• _WRITTEN EXERCISE_:
It is required that all of the data be written out exactly.
----- EXERCISE INPUTS
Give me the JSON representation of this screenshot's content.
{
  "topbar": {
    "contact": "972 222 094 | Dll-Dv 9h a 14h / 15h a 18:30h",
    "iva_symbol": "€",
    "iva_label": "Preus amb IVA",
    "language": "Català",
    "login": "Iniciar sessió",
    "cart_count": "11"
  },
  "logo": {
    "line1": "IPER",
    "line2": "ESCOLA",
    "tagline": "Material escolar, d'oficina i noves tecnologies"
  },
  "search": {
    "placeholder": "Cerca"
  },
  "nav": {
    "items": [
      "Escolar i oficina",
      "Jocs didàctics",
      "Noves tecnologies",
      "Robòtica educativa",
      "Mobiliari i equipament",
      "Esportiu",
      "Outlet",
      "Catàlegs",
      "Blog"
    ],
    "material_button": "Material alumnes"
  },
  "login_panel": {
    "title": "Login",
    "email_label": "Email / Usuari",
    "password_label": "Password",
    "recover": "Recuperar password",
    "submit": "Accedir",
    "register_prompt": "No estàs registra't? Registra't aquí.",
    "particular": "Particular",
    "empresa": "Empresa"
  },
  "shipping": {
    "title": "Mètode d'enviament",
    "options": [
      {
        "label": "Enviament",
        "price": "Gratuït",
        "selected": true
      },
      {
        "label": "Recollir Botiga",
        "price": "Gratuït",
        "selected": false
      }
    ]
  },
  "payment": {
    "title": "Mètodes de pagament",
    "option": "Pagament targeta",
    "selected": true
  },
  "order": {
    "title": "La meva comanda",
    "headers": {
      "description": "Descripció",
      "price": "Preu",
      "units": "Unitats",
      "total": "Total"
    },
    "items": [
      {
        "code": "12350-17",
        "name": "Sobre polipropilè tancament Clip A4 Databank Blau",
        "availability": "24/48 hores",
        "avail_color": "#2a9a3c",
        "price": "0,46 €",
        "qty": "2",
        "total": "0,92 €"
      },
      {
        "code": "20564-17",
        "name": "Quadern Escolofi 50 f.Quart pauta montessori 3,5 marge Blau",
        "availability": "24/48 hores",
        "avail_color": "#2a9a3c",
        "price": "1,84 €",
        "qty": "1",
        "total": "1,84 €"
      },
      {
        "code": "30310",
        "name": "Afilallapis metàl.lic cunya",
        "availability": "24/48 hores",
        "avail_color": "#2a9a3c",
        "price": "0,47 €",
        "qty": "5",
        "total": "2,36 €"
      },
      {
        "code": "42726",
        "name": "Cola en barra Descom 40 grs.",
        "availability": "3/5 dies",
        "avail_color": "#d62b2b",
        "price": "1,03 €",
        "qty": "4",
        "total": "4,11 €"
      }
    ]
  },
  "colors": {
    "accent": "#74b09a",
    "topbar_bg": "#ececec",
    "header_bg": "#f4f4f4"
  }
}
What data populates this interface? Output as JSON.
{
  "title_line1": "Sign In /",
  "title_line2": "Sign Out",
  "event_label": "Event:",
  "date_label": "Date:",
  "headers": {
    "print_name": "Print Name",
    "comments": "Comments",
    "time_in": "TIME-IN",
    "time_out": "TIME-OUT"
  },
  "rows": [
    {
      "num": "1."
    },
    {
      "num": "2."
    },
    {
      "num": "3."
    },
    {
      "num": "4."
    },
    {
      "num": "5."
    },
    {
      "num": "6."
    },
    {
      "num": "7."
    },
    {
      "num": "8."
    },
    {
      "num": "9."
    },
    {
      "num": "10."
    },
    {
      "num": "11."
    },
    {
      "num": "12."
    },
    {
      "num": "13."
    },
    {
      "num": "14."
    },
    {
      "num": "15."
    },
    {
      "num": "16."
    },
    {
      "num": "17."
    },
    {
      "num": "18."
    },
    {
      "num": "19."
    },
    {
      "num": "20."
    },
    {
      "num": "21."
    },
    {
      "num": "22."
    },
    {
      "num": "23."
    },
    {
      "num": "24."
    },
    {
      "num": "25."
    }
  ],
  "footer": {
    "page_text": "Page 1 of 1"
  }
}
----------
• _RESPONSE FOR THIS EXERCISE_:
Give me the JSON representation of this screenshot's content.
{
  "topbar": {
    "contact": "972 222 094 | Dll-Dv 9h a 14h / 15h a 18:30h",
    "iva_symbol": "€",
    "iva_label": "Preus amb IVA",
    "language": "Català",
    "login": "Iniciar sessió",
    "cart_count": "11"
  },
  "logo": {
    "line1": "IPER",
    "line2": "ESCOLA",
    "tagline": "Material escolar, d'oficina i noves tecnologies"
  },
  "search": {
    "placeholder": "Cerca"
  },
  "nav": {
    "items": [
      "Escolar i oficina",
      "Jocs didàctics",
      "Noves tecnologies",
      "Robòtica educativa",
      "Mobiliari i equipament",
      "Esportiu",
      "Outlet",
      "Catàlegs",
      "Blog"
    ],
    "material_button": "Material alumnes"
  },
  "login_panel": {
    "title": "Login",
    "email_label": "Email / Usuari",
    "password_label": "Password",
    "recover": "Recuperar password",
    "submit": "Accedir",
    "register_prompt": "No estàs registra't? Registra't aquí.",
    "particular": "Particular",
    "empresa": "Empresa"
  },
  "shipping": {
    "title": "Mètode d'enviament",
    "options": [
      {
        "label": "Enviament",
        "price": "Gratuït",
        "selected": true
      },
      {
        "label": "Recollir Botiga",
        "price": "Gratuït",
        "selected": false
      }
    ]
  },
  "payment": {
    "title": "Mètodes de pagament",
    "option": "Pagament targeta",
    "selected": true
  },
  "order": {
    "title": "La meva comanda",
    "headers": {
      "description": "Descripció",
      "price": "Preu",
      "units": "Unitats",
      "total": "Total"
    },
    "items": [
      {
        "code": "12350-17",
        "name": "Sobre polipropilè tancament Clip A4 Databank Blau",
        "availability": "24/48 hores",
        "avail_color": "#2a9a3c",
        "price": "0,46 €",
        "qty": "2",
        "total": "0,92 €"
      },
      {
        "code": "20564-17",
        "name": "Quadern Escolofi 50 f.Quart pauta montessori 3,5 marge Blau",
        "availability": "24/48 hores",
        "avail_color": "#2a9a3c",
        "price": "1,84 €",
        "qty": "1",
        "total": "1,84 €"
      },
      {
        "code": "30310",
        "name": "Afilallapis metàl.lic cunya",
        "availability": "24/48 hores",
        "avail_color": "#2a9a3c",
        "price": "0,47 €",
        "qty": "5",
        "total": "2,36 €"
      },
      {
        "code": "42726",
        "name": "Cola en barra Descom 40 grs.",
        "availability": "3/5 dies",
        "avail_color": "#d62b2b",
        "price": "1,03 €",
        "qty": "4",
        "total": "4,11 €"
      }
    ]
  },
  "colors": {
    "accent": "#74b09a",
    "topbar_bg": "#ececec",
    "header_bg": "#f4f4f4"
  }
}
What data populates this interface? Output as JSON.
{
  "title_line1": "Sign In /",
  "title_line2": "Sign Out",
  "event_label": "Event:",
  "date_label": "Date:",
  "headers": {
    "print_name": "Print Name",
    "comments": "Comments",
    "time_in": "TIME-IN",
    "time_out": "TIME-OUT"
  },
  "rows": [
    {
      "num": "1."
    },
    {
      "num": "2."
    },
    {
      "num": "3."
    },
    {
      "num": "4."
    },
    {
      "num": "5."
    },
    {
      "num": "6."
    },
    {
      "num": "7."
    },
    {
      "num": "8."
    },
    {
      "num": "9."
    },
    {
      "num": "10."
    },
    {
      "num": "11."
    },
    {
      "num": "12."
    },
    {
      "num": "13."
    },
    {
      "num": "14."
    },
    {
      "num": "15."
    },
    {
      "num": "16."
    },
    {
      "num": "17."
    },
    {
      "num": "18."
    },
    {
      "num": "19."
    },
    {
      "num": "20."
    },
    {
      "num": "21."
    },
    {
      "num": "22."
    },
    {
      "num": "23."
    },
    {
      "num": "24."
    },
    {
      "num": "25."
    }
  ],
  "footer": {
    "page_text": "Page 1 of 1"
  }
}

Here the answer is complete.